*Entries shown:*
⟨

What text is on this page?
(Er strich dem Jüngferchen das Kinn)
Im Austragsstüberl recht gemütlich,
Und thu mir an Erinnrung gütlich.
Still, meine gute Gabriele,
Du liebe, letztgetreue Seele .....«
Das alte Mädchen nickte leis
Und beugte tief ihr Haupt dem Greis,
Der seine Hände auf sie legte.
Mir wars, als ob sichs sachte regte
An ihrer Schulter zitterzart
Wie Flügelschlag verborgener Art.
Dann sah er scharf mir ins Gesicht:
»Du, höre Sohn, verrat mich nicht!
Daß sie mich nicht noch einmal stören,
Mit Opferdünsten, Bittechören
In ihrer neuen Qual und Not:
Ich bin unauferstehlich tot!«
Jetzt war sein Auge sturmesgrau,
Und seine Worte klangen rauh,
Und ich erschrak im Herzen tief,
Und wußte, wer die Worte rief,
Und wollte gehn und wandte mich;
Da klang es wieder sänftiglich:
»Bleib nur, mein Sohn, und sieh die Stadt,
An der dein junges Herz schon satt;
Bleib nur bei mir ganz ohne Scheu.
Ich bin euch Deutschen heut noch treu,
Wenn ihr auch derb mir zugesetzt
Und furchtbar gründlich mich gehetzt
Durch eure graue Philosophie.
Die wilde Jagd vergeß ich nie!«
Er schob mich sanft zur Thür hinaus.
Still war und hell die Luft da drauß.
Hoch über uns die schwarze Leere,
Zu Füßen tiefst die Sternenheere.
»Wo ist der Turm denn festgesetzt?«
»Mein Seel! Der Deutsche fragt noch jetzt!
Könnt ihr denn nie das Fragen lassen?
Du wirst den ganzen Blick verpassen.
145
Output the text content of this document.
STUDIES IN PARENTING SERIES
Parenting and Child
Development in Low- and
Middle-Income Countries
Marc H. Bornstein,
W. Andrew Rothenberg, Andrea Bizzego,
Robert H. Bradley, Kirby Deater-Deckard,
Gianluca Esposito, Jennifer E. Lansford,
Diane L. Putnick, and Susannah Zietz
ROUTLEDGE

⟩
⟨

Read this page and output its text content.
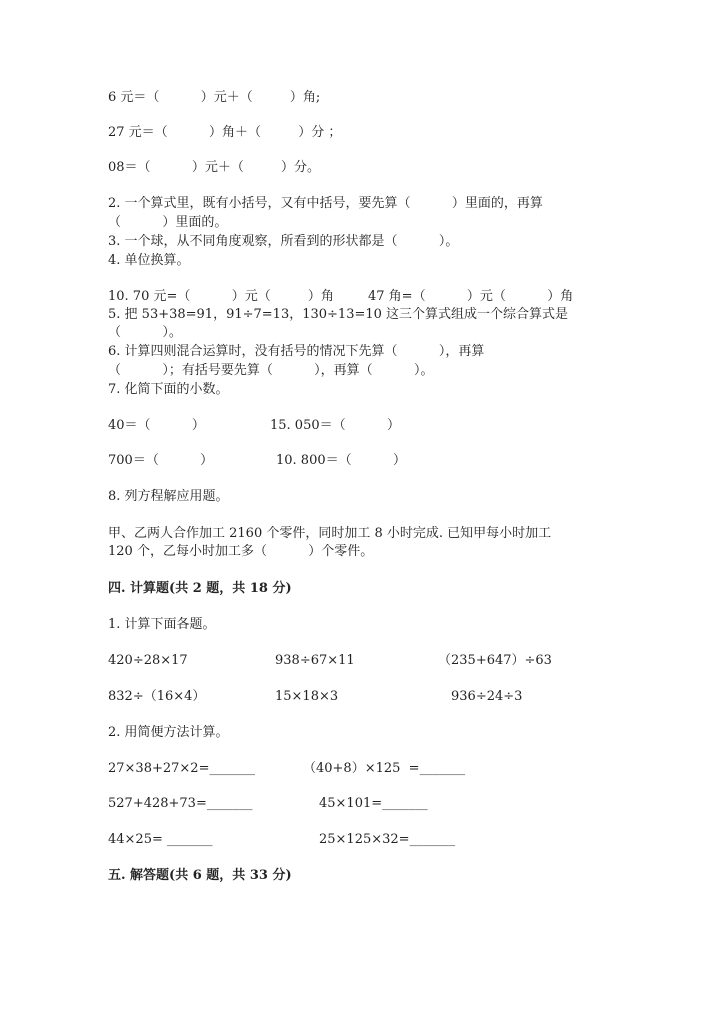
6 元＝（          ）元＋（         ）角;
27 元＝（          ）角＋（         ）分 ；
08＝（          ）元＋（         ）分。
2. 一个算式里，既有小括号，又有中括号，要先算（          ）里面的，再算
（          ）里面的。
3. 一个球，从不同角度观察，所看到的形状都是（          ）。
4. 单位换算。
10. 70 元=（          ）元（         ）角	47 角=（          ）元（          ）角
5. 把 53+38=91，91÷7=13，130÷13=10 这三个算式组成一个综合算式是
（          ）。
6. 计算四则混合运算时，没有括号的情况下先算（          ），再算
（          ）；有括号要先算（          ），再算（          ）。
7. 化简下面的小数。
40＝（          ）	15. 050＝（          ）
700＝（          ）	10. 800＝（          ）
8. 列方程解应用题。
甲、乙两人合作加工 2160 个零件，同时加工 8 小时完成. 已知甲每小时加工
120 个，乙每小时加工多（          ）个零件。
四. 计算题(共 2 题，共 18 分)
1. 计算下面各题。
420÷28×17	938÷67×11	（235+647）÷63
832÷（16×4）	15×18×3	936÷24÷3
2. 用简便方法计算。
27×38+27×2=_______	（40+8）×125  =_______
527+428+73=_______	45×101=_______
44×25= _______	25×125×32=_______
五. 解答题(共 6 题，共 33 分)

⟩
⟨

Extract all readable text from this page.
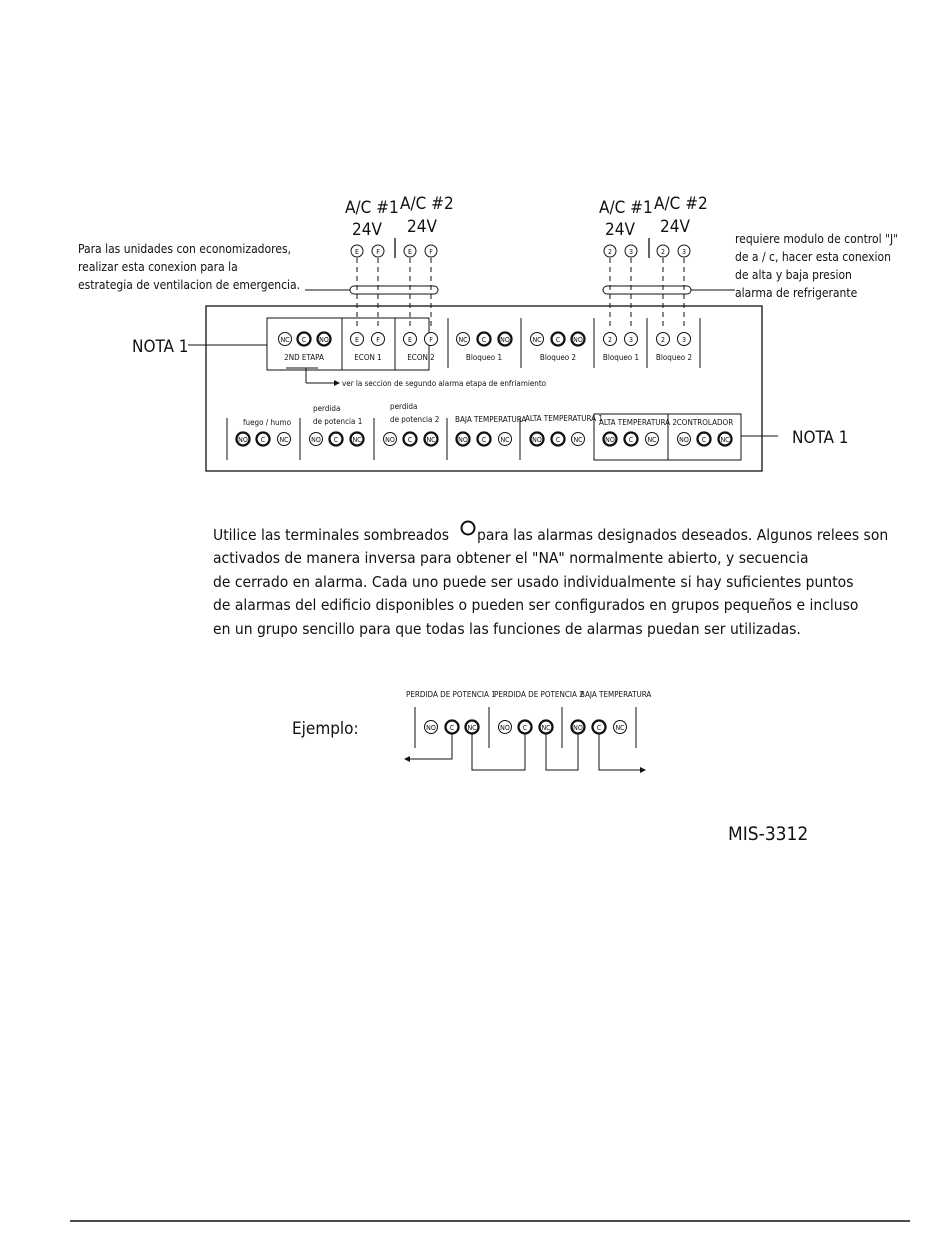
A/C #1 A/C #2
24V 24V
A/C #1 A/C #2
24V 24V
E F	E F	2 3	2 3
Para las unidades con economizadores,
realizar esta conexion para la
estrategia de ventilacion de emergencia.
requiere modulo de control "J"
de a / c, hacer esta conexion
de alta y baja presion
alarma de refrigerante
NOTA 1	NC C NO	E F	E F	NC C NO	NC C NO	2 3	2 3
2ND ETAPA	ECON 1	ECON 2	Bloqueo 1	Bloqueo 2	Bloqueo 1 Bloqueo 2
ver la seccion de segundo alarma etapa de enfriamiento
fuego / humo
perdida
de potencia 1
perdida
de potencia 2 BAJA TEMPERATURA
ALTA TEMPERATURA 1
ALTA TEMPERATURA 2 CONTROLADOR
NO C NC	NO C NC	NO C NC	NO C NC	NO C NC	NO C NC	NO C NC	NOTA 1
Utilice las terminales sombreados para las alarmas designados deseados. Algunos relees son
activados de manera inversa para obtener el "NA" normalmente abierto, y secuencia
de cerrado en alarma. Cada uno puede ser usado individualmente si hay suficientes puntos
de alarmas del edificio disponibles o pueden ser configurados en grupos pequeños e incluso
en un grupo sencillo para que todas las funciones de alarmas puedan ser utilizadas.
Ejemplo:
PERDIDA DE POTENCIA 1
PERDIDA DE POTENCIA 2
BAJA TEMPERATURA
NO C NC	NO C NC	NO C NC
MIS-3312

⟩

*Work to complete:* List the lines of the material in which the word "esta" occurs.

*Final result:*
realizar esta conexion para la
de a / c, hacer esta conexion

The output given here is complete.